─── Listed records ───

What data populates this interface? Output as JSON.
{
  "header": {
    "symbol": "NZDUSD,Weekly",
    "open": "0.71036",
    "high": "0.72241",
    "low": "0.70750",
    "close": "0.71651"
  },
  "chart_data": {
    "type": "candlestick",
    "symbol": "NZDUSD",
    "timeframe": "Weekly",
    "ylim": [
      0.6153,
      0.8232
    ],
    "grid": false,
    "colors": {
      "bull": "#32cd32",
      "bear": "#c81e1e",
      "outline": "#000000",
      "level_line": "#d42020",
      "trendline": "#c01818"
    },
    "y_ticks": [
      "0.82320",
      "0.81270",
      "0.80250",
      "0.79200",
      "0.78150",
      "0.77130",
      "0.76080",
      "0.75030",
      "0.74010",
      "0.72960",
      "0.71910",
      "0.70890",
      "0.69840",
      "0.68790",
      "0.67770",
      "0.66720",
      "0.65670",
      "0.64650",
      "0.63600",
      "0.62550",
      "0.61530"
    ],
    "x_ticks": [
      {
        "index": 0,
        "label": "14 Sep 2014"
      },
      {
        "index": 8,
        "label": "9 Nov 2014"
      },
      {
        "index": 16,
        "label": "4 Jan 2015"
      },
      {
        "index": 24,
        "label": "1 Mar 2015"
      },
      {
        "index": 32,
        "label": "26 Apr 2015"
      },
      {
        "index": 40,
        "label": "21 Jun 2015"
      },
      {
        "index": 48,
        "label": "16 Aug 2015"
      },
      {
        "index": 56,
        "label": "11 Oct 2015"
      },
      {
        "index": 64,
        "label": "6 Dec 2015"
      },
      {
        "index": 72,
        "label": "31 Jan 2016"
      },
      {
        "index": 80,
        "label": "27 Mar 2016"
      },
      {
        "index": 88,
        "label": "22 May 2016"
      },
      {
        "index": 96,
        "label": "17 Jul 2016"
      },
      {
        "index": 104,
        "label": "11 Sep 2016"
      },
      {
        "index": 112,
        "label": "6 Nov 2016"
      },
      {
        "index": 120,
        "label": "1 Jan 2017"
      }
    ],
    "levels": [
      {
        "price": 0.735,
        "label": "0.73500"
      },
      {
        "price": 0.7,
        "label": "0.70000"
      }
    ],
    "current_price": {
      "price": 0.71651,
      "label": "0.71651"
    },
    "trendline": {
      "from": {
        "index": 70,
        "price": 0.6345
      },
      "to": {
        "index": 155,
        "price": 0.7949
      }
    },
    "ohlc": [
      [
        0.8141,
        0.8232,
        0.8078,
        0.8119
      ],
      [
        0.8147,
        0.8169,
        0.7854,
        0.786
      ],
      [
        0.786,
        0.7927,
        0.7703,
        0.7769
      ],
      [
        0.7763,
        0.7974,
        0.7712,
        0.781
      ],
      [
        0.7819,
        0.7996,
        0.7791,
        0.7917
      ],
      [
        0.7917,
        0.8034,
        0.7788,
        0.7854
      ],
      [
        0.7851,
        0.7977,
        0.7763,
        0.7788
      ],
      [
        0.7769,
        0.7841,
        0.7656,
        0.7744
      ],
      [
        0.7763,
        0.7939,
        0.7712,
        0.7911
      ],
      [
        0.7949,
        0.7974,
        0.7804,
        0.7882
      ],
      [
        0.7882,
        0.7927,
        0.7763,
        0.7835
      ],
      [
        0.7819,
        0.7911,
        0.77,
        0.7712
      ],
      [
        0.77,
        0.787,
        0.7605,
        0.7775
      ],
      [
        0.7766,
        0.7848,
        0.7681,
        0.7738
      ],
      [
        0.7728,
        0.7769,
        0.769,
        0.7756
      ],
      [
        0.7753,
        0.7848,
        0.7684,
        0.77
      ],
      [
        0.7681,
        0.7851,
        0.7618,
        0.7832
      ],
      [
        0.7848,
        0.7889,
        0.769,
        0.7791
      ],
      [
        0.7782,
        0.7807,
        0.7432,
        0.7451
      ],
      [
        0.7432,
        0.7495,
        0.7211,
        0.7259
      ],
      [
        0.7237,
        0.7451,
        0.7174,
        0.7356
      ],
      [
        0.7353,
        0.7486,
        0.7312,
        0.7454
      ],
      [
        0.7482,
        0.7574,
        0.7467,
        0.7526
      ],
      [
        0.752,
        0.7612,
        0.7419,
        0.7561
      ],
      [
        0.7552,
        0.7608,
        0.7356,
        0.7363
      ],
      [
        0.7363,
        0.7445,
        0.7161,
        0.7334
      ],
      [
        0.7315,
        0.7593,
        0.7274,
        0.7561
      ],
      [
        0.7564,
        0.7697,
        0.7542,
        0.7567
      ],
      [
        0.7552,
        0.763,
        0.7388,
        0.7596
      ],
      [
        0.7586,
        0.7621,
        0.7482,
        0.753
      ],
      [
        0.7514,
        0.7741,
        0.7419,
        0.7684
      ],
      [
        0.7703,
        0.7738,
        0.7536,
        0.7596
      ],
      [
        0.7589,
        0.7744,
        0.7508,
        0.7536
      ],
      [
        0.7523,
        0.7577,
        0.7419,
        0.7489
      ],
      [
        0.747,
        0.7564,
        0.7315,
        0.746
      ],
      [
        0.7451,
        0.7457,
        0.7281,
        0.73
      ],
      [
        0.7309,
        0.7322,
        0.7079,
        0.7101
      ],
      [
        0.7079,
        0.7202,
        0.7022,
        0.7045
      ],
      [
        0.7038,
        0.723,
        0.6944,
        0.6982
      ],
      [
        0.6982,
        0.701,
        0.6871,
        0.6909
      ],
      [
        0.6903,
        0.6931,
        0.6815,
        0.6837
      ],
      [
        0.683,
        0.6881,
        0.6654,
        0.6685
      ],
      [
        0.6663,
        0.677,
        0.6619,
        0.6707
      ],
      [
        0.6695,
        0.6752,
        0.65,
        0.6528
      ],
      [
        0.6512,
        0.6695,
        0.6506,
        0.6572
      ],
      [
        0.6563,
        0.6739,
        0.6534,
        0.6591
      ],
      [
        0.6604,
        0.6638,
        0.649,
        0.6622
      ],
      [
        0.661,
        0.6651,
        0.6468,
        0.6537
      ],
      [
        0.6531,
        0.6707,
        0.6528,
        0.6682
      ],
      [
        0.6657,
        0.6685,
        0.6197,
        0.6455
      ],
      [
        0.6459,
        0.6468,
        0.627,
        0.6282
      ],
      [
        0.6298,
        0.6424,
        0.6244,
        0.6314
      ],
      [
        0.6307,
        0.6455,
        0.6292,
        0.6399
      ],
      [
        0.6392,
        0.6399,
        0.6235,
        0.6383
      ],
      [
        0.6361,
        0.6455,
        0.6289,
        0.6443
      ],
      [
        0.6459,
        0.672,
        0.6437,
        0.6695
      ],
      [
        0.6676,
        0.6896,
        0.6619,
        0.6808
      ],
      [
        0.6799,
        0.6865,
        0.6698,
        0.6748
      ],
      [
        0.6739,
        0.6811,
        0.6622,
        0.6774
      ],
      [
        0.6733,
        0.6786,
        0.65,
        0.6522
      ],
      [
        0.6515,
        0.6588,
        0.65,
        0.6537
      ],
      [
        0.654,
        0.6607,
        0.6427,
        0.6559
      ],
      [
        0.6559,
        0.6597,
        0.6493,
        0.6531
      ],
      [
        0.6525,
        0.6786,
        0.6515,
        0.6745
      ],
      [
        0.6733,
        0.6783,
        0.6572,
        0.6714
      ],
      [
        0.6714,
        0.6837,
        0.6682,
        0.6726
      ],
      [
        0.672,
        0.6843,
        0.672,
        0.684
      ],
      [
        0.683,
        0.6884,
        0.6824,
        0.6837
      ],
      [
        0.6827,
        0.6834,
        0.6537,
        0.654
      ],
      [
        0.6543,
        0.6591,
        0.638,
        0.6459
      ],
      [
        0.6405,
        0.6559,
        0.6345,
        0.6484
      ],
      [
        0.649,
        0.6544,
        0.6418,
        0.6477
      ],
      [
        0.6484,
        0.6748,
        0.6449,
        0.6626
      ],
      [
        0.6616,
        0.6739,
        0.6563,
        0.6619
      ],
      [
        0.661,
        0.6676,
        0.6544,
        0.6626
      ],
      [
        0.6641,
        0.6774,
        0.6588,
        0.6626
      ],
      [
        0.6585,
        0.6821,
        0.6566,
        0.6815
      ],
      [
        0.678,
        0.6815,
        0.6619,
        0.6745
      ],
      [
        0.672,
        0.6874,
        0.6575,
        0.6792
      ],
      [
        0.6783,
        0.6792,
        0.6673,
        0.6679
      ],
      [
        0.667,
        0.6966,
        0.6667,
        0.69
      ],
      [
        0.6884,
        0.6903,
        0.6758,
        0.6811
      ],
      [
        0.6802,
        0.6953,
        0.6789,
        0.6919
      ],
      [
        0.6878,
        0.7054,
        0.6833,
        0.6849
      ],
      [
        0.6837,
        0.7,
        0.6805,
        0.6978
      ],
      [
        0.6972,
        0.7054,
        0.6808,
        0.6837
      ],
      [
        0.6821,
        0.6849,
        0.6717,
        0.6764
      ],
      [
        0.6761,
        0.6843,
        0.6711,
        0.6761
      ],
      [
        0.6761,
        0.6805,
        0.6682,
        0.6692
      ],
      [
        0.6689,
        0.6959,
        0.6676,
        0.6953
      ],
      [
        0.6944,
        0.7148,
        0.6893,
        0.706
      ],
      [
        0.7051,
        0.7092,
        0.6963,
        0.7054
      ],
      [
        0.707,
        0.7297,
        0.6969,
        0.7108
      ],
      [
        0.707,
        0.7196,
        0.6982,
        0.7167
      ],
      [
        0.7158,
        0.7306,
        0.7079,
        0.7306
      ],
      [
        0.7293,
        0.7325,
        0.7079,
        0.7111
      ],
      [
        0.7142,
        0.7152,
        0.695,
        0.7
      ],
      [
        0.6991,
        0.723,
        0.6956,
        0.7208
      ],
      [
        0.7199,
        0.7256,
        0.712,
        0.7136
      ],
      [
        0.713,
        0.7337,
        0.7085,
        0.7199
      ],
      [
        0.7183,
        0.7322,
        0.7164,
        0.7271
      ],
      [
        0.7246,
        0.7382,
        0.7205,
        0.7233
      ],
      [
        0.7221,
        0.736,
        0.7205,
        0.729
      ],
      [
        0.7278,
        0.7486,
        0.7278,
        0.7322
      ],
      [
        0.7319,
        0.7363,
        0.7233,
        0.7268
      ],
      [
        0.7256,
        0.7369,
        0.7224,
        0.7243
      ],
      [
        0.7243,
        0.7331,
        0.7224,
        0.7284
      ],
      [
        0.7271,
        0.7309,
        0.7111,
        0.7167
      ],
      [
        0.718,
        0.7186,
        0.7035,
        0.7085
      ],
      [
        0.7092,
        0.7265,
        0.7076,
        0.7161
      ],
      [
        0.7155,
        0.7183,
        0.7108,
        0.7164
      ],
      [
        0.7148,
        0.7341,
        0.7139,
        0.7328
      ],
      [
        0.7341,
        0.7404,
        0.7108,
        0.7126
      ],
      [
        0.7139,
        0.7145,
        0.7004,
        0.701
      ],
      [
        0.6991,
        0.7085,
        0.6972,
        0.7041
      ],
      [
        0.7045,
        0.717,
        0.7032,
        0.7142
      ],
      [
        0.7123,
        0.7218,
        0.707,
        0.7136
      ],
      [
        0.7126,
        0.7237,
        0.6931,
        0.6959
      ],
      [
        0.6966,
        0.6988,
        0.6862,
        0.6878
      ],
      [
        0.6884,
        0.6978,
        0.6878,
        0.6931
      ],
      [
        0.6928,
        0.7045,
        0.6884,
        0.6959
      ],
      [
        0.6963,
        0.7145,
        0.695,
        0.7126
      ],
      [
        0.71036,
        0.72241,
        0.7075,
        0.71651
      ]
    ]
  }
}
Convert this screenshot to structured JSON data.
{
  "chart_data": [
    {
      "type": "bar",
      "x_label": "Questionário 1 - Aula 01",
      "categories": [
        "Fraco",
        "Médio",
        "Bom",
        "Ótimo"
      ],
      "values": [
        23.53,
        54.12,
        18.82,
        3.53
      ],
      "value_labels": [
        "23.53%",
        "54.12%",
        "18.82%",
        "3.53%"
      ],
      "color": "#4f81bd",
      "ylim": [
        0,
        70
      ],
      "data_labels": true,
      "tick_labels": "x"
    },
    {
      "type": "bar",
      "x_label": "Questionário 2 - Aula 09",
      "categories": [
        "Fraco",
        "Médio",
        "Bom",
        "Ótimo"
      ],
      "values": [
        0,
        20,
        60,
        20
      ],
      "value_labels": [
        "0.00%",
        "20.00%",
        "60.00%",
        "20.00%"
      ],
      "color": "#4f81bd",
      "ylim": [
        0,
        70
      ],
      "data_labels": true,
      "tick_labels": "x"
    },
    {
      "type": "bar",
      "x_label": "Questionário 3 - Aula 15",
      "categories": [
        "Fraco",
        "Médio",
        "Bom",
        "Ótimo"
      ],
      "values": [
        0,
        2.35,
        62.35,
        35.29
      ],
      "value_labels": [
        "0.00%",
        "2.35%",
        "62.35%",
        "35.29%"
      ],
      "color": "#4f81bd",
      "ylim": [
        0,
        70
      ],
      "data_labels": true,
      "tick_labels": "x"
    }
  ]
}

───

▸ **What you have to do**: Identify and copy lines that hold the string "NZDUSD".

▸ **Task response**:
    "symbol": "NZDUSD,Weekly",
    "symbol": "NZDUSD",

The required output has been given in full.